INPUT DATA →
^^^^

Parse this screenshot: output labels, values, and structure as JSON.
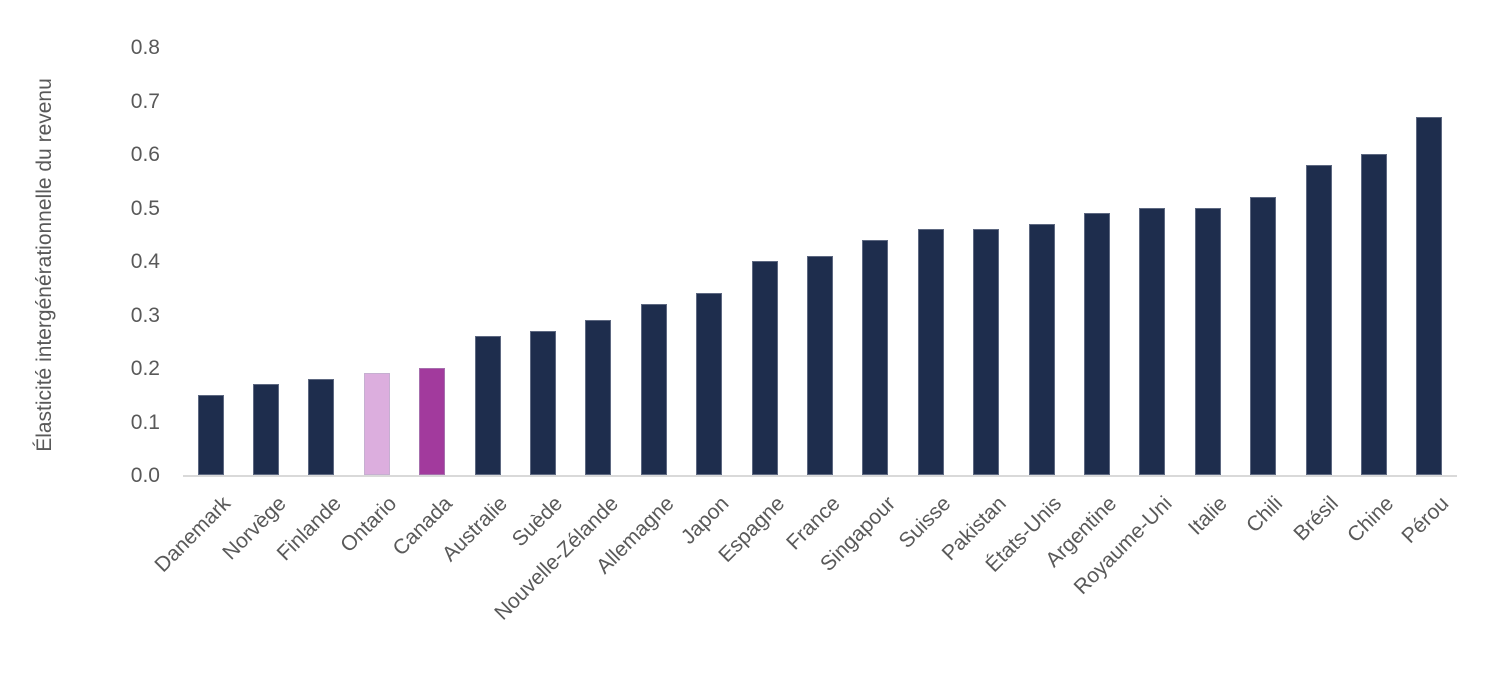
{
  "chart_data": {
    "type": "bar",
    "title": "",
    "xlabel": "",
    "ylabel": "Élasticité intergénérationnelle du revenu",
    "categories": [
      "Danemark",
      "Norvège",
      "Finlande",
      "Ontario",
      "Canada",
      "Australie",
      "Suède",
      "Nouvelle-Zélande",
      "Allemagne",
      "Japon",
      "Espagne",
      "France",
      "Singapour",
      "Suisse",
      "Pakistan",
      "États-Unis",
      "Argentine",
      "Royaume-Uni",
      "Italie",
      "Chili",
      "Brésil",
      "Chine",
      "Pérou"
    ],
    "values": [
      0.15,
      0.17,
      0.18,
      0.19,
      0.2,
      0.26,
      0.27,
      0.29,
      0.32,
      0.34,
      0.4,
      0.41,
      0.44,
      0.46,
      0.46,
      0.47,
      0.49,
      0.5,
      0.5,
      0.52,
      0.58,
      0.6,
      0.67
    ],
    "bar_colors": [
      "#1E2D4D",
      "#1E2D4D",
      "#1E2D4D",
      "#DCAEDE",
      "#A23A9D",
      "#1E2D4D",
      "#1E2D4D",
      "#1E2D4D",
      "#1E2D4D",
      "#1E2D4D",
      "#1E2D4D",
      "#1E2D4D",
      "#1E2D4D",
      "#1E2D4D",
      "#1E2D4D",
      "#1E2D4D",
      "#1E2D4D",
      "#1E2D4D",
      "#1E2D4D",
      "#1E2D4D",
      "#1E2D4D",
      "#1E2D4D",
      "#1E2D4D"
    ],
    "highlighted_bars": {
      "Ontario": "#DCAEDE",
      "Canada": "#A23A9D"
    },
    "yticks": [
      "0.0",
      "0.1",
      "0.2",
      "0.3",
      "0.4",
      "0.5",
      "0.6",
      "0.7",
      "0.8"
    ],
    "ytick_values": [
      0.0,
      0.1,
      0.2,
      0.3,
      0.4,
      0.5,
      0.6,
      0.7,
      0.8
    ],
    "ylim": [
      0.0,
      0.8
    ],
    "grid": false,
    "legend": "none",
    "x_label_rotation_deg": 45,
    "colors": {
      "default_bar": "#1E2D4D",
      "axis_line": "#D9D9D9",
      "axis_text": "#595959",
      "background": "#FFFFFF"
    }
  }
}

^^^^

WHAT TO DO → The records above must be echoed exactly, minus their pictures.

RESPONSE →
Parse this screenshot: output labels, values, and structure as JSON.
{
  "chart_data": {
    "type": "bar",
    "title": "",
    "xlabel": "",
    "ylabel": "Élasticité intergénérationnelle du revenu",
    "categories": [
      "Danemark",
      "Norvège",
      "Finlande",
      "Ontario",
      "Canada",
      "Australie",
      "Suède",
      "Nouvelle-Zélande",
      "Allemagne",
      "Japon",
      "Espagne",
      "France",
      "Singapour",
      "Suisse",
      "Pakistan",
      "États-Unis",
      "Argentine",
      "Royaume-Uni",
      "Italie",
      "Chili",
      "Brésil",
      "Chine",
      "Pérou"
    ],
    "values": [
      0.15,
      0.17,
      0.18,
      0.19,
      0.2,
      0.26,
      0.27,
      0.29,
      0.32,
      0.34,
      0.4,
      0.41,
      0.44,
      0.46,
      0.46,
      0.47,
      0.49,
      0.5,
      0.5,
      0.52,
      0.58,
      0.6,
      0.67
    ],
    "bar_colors": [
      "#1E2D4D",
      "#1E2D4D",
      "#1E2D4D",
      "#DCAEDE",
      "#A23A9D",
      "#1E2D4D",
      "#1E2D4D",
      "#1E2D4D",
      "#1E2D4D",
      "#1E2D4D",
      "#1E2D4D",
      "#1E2D4D",
      "#1E2D4D",
      "#1E2D4D",
      "#1E2D4D",
      "#1E2D4D",
      "#1E2D4D",
      "#1E2D4D",
      "#1E2D4D",
      "#1E2D4D",
      "#1E2D4D",
      "#1E2D4D",
      "#1E2D4D"
    ],
    "highlighted_bars": {
      "Ontario": "#DCAEDE",
      "Canada": "#A23A9D"
    },
    "yticks": [
      "0.0",
      "0.1",
      "0.2",
      "0.3",
      "0.4",
      "0.5",
      "0.6",
      "0.7",
      "0.8"
    ],
    "ytick_values": [
      0.0,
      0.1,
      0.2,
      0.3,
      0.4,
      0.5,
      0.6,
      0.7,
      0.8
    ],
    "ylim": [
      0.0,
      0.8
    ],
    "grid": false,
    "legend": "none",
    "x_label_rotation_deg": 45,
    "colors": {
      "default_bar": "#1E2D4D",
      "axis_line": "#D9D9D9",
      "axis_text": "#595959",
      "background": "#FFFFFF"
    }
  }
}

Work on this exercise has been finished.